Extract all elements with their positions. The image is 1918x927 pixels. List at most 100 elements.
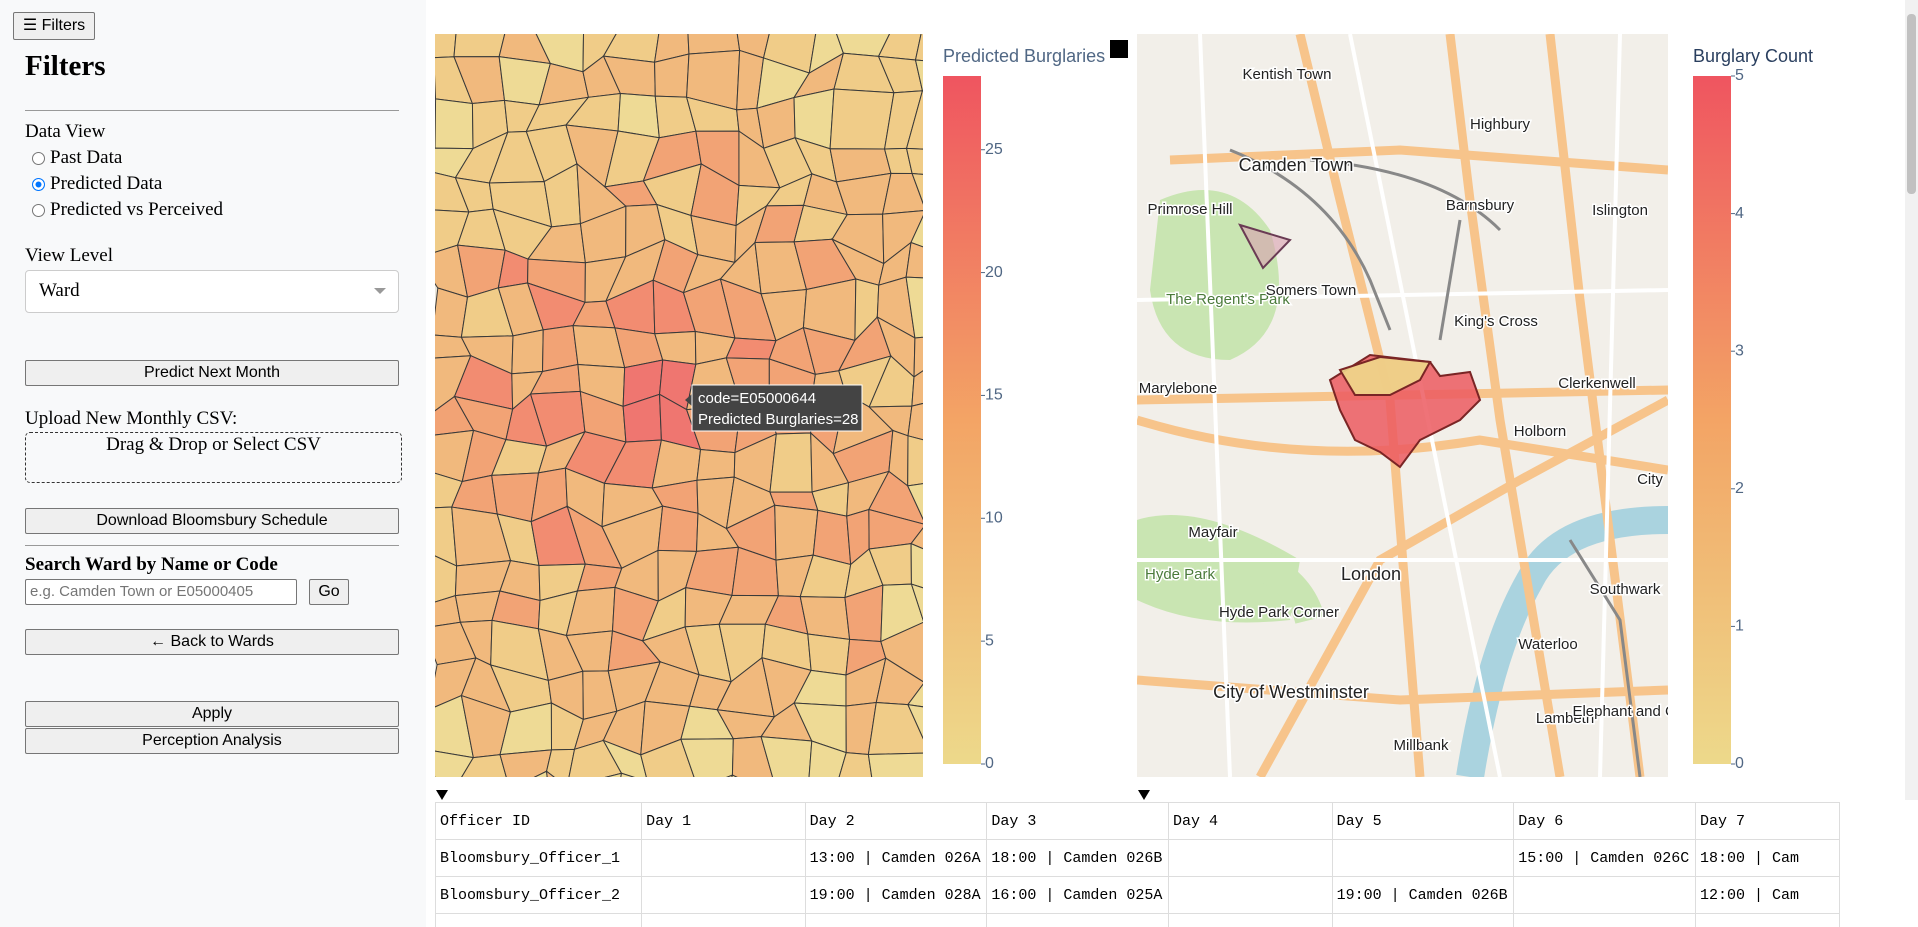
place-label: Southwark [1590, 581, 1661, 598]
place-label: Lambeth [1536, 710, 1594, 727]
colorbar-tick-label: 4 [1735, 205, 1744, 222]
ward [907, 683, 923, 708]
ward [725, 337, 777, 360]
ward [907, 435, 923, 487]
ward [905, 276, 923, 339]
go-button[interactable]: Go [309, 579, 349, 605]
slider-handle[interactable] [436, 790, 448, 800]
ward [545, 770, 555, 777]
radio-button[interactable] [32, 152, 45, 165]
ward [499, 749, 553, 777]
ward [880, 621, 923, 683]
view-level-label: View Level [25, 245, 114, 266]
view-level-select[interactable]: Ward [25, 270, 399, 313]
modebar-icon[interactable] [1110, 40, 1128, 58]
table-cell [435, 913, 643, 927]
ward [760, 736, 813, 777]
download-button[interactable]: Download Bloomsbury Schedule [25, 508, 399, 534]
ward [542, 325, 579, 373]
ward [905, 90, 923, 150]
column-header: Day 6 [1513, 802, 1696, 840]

**Set task:** Reproduce every one of the records above word for word, but leave the pictures out of your answer.

**Problem solution:**
Extract all elements with their positions. The image is 1918x927 pixels. List at most 100 elements.
place-label: Southwark [1590, 581, 1661, 598]
place-label: Lambeth [1536, 710, 1594, 727]
colorbar-tick-label: 4 [1735, 205, 1744, 222]
ward [907, 683, 923, 708]
ward [725, 337, 777, 360]
ward [907, 435, 923, 487]
ward [905, 276, 923, 339]
go-button[interactable]: Go [309, 579, 349, 605]
slider-handle[interactable] [436, 790, 448, 800]
ward [545, 770, 555, 777]
radio-button[interactable] [32, 152, 45, 165]
ward [499, 749, 553, 777]
ward [880, 621, 923, 683]
view-level-label: View Level [25, 245, 114, 266]
view-level-select[interactable]: Ward [25, 270, 399, 313]
modebar-icon[interactable] [1110, 40, 1128, 58]
table-cell [435, 913, 643, 927]
ward [760, 736, 813, 777]
download-button[interactable]: Download Bloomsbury Schedule [25, 508, 399, 534]
ward [542, 325, 579, 373]
ward [905, 90, 923, 150]
column-header: Day 6 [1513, 802, 1696, 840]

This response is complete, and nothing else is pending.